#### EXCERPT TO READ:

— start —

Owen Yoo, Ben Weber, Eliana Detata

Abstract

Given the access to valuable play-by-play data through the 2024 Big Data Bowl, we decided to investigate the force generated by tackles. We hypothesized that the force of the tackle is meaningful in tackling success and sought to quantify it accurately. By modeling this metric, which we will refer to as “force generated at the spot of the tackle” against an array of potentially significant variables, we wanted to create an expected force metric that could be compared to the actual force generated on a specific play. From experimentation and analysis, we hoped to generate actionable insights and inspire further research into the relationship between force and tackling in the NFL.

Methodology

What is force generated at the spot of the tackle?

It is the total force entering a collision between the tackler and the ball carrier. For example, if a safety comes bearing down with high acceleration on a receiver running a dig route across the middle of the field, the tackle would result in a very high force generated. On the contrary, if an outside linebacker manages to trip up a running back as he tries to get the edge, the tackle would result in a very low, negative value because force is exiting the spot of the tackle. To further explain, this occurs because the force component of the running back is larger and points in the opposite direction of the tacklers.

Equipped with millions of data points across several tables, we sought to achieve the objectives of our research by first synthesizing the data. This involved using similar primary keys to merge information together from the player, plays, and tracking data sets. We further reduced the scale of the data by focusing only on observations where a tackle attempt occurred or the ball carrier received the ball, with the belief these instances were the most critical to the investigation.

— end —

#### DATA PROVIDED:
— start —

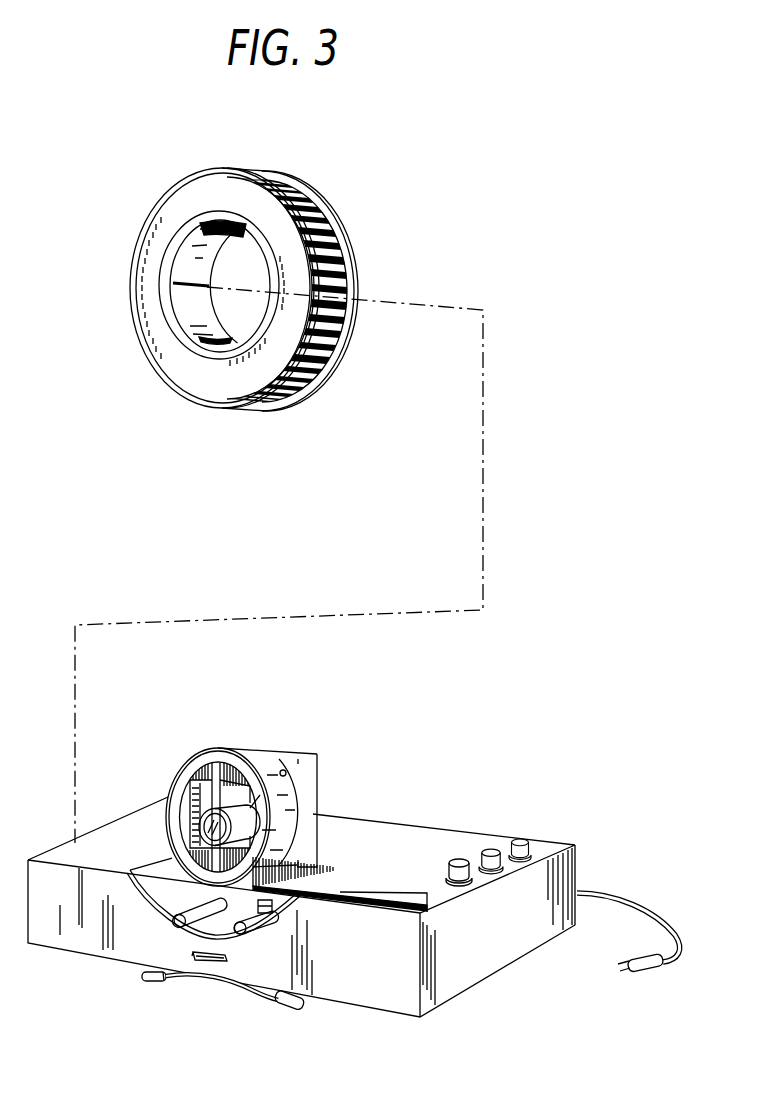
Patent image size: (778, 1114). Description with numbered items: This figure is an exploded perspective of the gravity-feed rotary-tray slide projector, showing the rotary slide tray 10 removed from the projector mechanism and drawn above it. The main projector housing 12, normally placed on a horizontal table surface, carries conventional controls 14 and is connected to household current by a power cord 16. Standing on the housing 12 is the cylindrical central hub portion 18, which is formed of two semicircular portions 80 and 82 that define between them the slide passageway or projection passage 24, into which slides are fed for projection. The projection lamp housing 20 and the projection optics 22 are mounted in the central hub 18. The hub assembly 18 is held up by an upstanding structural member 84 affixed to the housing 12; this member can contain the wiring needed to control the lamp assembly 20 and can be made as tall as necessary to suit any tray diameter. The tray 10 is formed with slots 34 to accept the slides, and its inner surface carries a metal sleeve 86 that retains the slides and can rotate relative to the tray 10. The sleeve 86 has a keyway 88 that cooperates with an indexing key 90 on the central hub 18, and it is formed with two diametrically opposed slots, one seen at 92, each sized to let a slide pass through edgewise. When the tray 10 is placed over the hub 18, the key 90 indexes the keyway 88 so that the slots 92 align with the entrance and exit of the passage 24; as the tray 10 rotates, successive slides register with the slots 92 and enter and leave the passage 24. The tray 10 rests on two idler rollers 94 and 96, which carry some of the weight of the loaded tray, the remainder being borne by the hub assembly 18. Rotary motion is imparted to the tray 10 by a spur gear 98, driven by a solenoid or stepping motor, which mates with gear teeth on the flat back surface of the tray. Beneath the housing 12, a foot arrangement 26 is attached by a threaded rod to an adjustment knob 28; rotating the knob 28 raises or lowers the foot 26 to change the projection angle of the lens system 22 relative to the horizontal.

— end —

#### EXERCISES TO COMPLETE:
a) In the tackle-force write-up, translate this sentence into Spanish: "It is the total force entering a collision between the tackler and the ball carrier."
b) Carry the tackle-force write-up forward from its last sentence, writing the next stretch of its methodology.

#### ANSWERS PROVIDED:
a) Es la fuerza total que entra en una colisión entre el tacleador y el portador del balón.

b)
There were a few important quantities to take into account when creating the force generated column:

  1. Extracting the exact moment of the tackle in the play-by-play data
  2. Mass of both the ball carrier and tackler
  3. Acceleration of the ball carrier and tackler
  4. Correctly adding the force component of the ball carrier to the tackler’s

Considering the force of both the tackler and the ball carrier in terms of force components allowed us to accurately capture the amount of force being generated at the spot of the tackle. Simply adding the force of the tackler and ball carrier at this moment will not yield a true representation of the tackle. Plays like the one discussed at the beginning of this section could indicate an extremely high amount of force was generated, when in reality there is more force leaving the spot than entering. With an understanding of which absolute differences in angular direction would require certain trigonometric functions, we calculated and added the force component of the ball carrier to the raw force of the tackler. 

After successfully quantifying the force generated, we began to consider what variables might be influential in predicting the force generated on any given play. Both variables we had access to in the data set and variables we derived were included in our model. In order to provide more extensive clarity on the variables that were included in the model, we will go into detail here. For a recap of all significant variables, (most obviously mass and acceleration) visit the terminology section. 

New Metrics

As should be expected, the difference in angular direction between the tackler and ball carrier at the moment of the tackle (denoted by differenceAngularDirection) was the most important of these variables, as it directly relates to the force component added. Values close to zero indicate the direction of the ball carrier’s movement is pointing away from the spot of the tackle, while values close to 180 indicate the opposite. 

Difference in the tackler’s orientation and angular direction at the moment of the tackle (denoted by DIOVDT_T) quantifies how well a tackler “squared up” his movement during the tackle. This means how similar the direction of the tackler’s movement is compared to the direction he faces. We investigated this variable because we anticipated a correlation with the force generated. For example, tackles attempted with a big angular difference may indicate the tackle was made more reactively to the ball carrier’s movement. Values close to zero show the tackler squared up well while increasingly higher values show the opposite.

The tackle angle (denoted by tackleAngle) quantifies where the ball carrier was tackled relative to the direction he faced. If the ball carrier was tackled from behind, the tackle angle would be close to zero, while 180 if he was tackled from the front. The metric does not consider which side the ball carrier was hit, as being tackled directly from either side would result in a 90-degree tackle angle.

Distance between the players at the time the ball was received (denoted by distFromEachOther) reveals how far the tackler and ball carrier were from each other in yards. We found the distance using the given coordinates of each player and finding the hypotenuse between them.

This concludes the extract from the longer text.